(WHAT YOU HAVE TO DO)
From the line that has "Output a JSON" down to the final line of the listing below, transcribe every line exactly, and only those.

================================

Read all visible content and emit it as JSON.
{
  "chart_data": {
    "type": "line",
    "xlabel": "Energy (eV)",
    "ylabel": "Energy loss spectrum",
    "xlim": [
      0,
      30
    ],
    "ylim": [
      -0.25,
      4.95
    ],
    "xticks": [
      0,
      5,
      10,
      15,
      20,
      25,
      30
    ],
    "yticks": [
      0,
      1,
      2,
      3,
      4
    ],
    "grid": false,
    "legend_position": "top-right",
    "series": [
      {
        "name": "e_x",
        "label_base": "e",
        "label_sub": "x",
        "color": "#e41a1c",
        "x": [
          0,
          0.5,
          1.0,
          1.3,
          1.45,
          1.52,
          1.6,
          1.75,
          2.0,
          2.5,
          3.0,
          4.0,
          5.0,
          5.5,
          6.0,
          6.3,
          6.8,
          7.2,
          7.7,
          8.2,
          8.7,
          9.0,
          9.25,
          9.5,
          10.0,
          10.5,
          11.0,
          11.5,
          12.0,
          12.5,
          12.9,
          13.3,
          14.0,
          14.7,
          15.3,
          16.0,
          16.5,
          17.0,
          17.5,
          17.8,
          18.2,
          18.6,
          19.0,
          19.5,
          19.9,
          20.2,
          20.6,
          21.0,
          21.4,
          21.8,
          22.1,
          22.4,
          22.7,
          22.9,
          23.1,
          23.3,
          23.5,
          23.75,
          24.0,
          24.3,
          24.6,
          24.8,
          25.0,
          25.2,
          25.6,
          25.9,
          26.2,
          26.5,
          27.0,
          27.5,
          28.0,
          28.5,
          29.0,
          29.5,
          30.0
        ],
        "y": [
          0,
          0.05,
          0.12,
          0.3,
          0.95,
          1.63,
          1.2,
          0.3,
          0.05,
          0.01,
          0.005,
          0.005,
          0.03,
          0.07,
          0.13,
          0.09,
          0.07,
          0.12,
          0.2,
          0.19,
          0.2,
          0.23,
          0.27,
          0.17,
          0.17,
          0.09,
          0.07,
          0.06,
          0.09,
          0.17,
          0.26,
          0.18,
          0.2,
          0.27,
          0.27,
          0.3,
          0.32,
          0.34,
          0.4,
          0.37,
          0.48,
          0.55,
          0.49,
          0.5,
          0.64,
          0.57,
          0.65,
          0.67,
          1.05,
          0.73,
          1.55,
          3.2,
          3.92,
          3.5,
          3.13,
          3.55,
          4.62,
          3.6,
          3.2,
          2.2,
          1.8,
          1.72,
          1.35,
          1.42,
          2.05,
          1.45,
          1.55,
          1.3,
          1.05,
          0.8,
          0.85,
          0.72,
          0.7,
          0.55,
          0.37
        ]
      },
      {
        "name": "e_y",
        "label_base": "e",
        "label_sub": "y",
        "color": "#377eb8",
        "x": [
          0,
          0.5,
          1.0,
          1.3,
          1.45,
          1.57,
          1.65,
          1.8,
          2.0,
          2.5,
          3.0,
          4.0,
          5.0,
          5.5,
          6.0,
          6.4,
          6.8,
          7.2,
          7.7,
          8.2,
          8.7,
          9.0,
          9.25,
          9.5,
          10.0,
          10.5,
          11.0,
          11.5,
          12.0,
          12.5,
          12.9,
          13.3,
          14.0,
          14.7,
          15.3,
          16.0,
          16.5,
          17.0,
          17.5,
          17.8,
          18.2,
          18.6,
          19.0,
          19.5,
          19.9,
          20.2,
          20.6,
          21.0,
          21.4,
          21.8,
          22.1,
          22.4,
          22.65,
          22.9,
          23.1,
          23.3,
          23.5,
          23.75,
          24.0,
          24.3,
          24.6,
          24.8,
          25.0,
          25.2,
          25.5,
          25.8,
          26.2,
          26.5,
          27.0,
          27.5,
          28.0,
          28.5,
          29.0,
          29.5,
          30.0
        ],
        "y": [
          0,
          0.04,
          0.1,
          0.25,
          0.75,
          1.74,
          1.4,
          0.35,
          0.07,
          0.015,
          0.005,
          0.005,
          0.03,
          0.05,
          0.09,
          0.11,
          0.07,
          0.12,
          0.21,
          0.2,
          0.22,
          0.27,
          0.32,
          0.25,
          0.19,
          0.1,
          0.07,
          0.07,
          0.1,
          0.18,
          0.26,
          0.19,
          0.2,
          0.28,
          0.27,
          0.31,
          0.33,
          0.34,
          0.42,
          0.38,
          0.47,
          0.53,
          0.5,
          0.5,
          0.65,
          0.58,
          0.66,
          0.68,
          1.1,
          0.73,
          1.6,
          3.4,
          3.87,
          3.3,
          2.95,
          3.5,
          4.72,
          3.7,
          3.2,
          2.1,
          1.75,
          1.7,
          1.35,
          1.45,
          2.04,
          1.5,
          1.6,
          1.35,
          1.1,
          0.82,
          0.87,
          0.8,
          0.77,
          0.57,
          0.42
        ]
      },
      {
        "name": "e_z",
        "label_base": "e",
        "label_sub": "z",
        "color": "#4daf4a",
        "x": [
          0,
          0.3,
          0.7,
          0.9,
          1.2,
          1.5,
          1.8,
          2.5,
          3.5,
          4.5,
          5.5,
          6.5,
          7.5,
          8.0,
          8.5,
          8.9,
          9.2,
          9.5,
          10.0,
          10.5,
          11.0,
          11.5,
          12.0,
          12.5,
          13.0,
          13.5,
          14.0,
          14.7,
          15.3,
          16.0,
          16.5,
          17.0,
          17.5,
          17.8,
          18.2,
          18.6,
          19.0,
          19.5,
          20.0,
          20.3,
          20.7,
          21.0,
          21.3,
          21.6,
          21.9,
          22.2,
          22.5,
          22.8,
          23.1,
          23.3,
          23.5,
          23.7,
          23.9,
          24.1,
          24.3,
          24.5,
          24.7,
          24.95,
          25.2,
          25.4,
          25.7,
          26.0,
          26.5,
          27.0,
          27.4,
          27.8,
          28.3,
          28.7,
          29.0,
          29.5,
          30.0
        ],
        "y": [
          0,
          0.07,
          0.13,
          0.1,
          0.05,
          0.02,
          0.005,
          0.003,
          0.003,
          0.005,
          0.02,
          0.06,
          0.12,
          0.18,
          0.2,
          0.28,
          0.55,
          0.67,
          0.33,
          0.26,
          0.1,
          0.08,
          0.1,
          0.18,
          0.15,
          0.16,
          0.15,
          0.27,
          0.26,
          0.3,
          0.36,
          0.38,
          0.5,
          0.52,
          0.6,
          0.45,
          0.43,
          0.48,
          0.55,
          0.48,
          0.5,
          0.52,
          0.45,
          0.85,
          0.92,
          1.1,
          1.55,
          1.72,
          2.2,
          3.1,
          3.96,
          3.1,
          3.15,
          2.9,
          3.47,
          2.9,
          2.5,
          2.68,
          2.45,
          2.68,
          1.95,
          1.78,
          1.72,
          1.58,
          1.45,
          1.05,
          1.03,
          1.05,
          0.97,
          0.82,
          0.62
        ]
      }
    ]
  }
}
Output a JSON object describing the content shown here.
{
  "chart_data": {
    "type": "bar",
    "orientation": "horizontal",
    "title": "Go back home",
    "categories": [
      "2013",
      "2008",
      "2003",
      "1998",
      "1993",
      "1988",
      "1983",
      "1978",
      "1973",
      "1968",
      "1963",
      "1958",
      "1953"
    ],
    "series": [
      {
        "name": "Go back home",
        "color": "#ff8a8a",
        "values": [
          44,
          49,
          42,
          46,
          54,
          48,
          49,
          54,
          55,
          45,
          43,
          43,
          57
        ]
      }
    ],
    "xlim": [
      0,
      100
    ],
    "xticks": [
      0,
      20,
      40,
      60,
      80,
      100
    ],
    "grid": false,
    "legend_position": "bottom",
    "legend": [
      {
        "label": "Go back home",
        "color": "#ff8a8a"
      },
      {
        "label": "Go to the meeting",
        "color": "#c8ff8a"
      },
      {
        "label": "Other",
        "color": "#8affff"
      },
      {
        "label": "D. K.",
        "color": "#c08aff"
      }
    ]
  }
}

================================

(SOLUTION)
Output a JSON object describing the content shown here.
{
  "chart_data": {
    "type": "bar",
    "orientation": "horizontal",
    "title": "Go back home",
    "categories": [
      "2013",
      "2008",
      "2003",
      "1998",
      "1993",
      "1988",
      "1983",
      "1978",
      "1973",
      "1968",
      "1963",
      "1958",
      "1953"
    ],
    "series": [
      {
        "name": "Go back home",
        "color": "#ff8a8a",
        "values": [
          44,
          49,
          42,
          46,
          54,
          48,
          49,
          54,
          55,
          45,
          43,
          43,
          57
        ]
      }
    ],
    "xlim": [
      0,
      100
    ],
    "xticks": [
      0,
      20,
      40,
      60,
      80,
      100
    ],
    "grid": false,
    "legend_position": "bottom",
    "legend": [
      {
        "label": "Go back home",
        "color": "#ff8a8a"
      },
      {
        "label": "Go to the meeting",
        "color": "#c8ff8a"
      },
      {
        "label": "Other",
        "color": "#8affff"
      },
      {
        "label": "D. K.",
        "color": "#c08aff"
      }
    ]
  }
}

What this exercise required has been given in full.